Update the section of the TriNetX article starting at "Medical students are" and ending at "serious methodological flaws.", rewriting it with "anonymized" changed to "de-identified".

[[ Text section, beginning ]]

Medical students are using a health-data platform to churn out misleading studies

A platform designed to accelerate clinical research has become a tool for producing what some epidemiologists call an alarming volume of misleading studies. An investigation published June 24 in Science by Frederik Joelving of Retraction Watch documents how medical students and resident physicians are using TriNetX, a platform providing anonymized electronic health records from over 300 million patients, to rapidly generate publications, often with serious methodological flaws.

How it works

TriNetX allows users to query a vast database of de-identified patient records with near-instant results. A researcher can define a cohort, run an analysis, and have publishable-looking output in minutes. The platform makes it trivially easy to run multiple analyses and report only those that produce statistically significant or clinically “spectacular” results, classic p-hacking and cherry-picking.

The incentive structure is clear: medical students and residents need publications to strengthen their residency and fellowship applications. The Association of American Medical Colleges has recognized the problem, starting next application cycle, the focus will shift “from quantity to quality, emphasizing meaningful contributions, depth of involvement, and the impact of applicants’ work”, but the change has not yet taken effect.

[[ Text section, end ]]
[[ Record set, beginning ]]

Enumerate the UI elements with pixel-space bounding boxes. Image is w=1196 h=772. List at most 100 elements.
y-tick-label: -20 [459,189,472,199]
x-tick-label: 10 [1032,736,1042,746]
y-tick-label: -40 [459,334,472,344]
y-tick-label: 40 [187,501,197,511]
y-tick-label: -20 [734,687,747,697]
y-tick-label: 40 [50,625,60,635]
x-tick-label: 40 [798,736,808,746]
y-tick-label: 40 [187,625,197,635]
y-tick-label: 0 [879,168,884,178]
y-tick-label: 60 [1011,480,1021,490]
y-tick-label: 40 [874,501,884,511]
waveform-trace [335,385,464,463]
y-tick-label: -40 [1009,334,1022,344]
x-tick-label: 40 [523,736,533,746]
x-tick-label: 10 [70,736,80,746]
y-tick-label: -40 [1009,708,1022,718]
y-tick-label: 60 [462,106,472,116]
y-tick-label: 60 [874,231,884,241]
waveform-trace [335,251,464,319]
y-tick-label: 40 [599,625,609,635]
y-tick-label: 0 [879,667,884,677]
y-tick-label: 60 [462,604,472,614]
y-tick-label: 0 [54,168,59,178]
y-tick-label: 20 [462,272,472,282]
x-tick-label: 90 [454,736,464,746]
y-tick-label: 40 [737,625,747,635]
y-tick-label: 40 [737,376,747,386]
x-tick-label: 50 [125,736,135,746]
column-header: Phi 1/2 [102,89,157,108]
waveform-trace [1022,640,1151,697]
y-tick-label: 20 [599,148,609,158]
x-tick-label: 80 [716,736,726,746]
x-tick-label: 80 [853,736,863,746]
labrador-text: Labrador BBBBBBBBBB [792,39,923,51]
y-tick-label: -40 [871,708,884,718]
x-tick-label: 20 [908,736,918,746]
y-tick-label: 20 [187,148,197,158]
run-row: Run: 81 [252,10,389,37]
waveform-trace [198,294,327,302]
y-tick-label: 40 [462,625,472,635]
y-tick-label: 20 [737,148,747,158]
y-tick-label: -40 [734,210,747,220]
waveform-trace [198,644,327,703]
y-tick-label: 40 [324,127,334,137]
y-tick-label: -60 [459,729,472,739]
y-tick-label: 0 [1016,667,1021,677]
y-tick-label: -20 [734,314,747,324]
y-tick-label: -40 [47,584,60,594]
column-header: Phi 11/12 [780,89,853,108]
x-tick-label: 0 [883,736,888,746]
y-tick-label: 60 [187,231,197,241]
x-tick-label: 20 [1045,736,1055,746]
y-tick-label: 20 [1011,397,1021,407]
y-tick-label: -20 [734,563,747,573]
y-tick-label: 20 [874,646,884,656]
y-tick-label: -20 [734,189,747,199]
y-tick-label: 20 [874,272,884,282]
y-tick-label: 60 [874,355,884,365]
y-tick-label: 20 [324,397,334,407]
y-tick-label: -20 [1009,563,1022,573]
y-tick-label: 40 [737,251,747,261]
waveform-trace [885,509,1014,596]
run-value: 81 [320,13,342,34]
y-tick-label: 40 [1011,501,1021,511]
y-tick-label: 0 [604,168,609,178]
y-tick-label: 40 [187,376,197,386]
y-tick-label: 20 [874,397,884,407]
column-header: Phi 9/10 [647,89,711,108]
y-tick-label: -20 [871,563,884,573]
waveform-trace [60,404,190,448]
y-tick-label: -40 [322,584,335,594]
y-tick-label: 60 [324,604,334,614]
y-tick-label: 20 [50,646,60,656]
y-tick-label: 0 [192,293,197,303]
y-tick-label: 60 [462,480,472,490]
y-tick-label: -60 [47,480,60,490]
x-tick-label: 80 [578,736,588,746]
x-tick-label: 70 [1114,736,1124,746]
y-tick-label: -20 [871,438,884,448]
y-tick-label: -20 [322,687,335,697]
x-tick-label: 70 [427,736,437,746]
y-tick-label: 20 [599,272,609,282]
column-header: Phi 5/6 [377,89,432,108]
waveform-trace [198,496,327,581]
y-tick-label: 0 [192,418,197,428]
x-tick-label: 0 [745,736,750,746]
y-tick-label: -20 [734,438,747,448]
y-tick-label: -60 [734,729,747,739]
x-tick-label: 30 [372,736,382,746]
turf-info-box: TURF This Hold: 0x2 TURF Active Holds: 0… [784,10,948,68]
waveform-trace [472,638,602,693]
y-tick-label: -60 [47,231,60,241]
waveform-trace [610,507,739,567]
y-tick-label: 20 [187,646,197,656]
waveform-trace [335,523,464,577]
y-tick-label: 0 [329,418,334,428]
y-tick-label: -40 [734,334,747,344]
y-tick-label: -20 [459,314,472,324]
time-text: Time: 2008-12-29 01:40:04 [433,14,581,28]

[[ Record set, end ]]

- _The answer_:
Medical students are using a health-data platform to churn out misleading studies

A platform designed to accelerate clinical research has become a tool for producing what some epidemiologists call an alarming volume of misleading studies. An investigation published June 24 in Science by Frederik Joelving of Retraction Watch documents how medical students and resident physicians are using TriNetX, a platform providing de-identified electronic health records from over 300 million patients, to rapidly generate publications, often with serious methodological flaws.